Exactly as given, repeat all of the entries.

● ● ●

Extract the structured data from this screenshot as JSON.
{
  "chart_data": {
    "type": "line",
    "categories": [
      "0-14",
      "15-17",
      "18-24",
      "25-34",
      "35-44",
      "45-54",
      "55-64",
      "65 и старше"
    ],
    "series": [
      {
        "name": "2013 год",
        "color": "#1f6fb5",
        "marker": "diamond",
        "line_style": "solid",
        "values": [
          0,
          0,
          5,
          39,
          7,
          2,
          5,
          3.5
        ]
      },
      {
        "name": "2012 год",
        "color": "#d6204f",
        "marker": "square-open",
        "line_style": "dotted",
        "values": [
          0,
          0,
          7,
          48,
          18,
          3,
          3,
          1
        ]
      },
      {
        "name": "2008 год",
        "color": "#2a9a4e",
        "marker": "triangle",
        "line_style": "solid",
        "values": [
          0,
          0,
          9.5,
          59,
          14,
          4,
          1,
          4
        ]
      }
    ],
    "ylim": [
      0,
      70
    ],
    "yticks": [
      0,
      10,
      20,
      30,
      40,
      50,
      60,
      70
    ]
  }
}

● ● ●

Full answer:
Extract the structured data from this screenshot as JSON.
{
  "chart_data": {
    "type": "line",
    "categories": [
      "0-14",
      "15-17",
      "18-24",
      "25-34",
      "35-44",
      "45-54",
      "55-64",
      "65 и старше"
    ],
    "series": [
      {
        "name": "2013 год",
        "color": "#1f6fb5",
        "marker": "diamond",
        "line_style": "solid",
        "values": [
          0,
          0,
          5,
          39,
          7,
          2,
          5,
          3.5
        ]
      },
      {
        "name": "2012 год",
        "color": "#d6204f",
        "marker": "square-open",
        "line_style": "dotted",
        "values": [
          0,
          0,
          7,
          48,
          18,
          3,
          3,
          1
        ]
      },
      {
        "name": "2008 год",
        "color": "#2a9a4e",
        "marker": "triangle",
        "line_style": "solid",
        "values": [
          0,
          0,
          9.5,
          59,
          14,
          4,
          1,
          4
        ]
      }
    ],
    "ylim": [
      0,
      70
    ],
    "yticks": [
      0,
      10,
      20,
      30,
      40,
      50,
      60,
      70
    ]
  }
}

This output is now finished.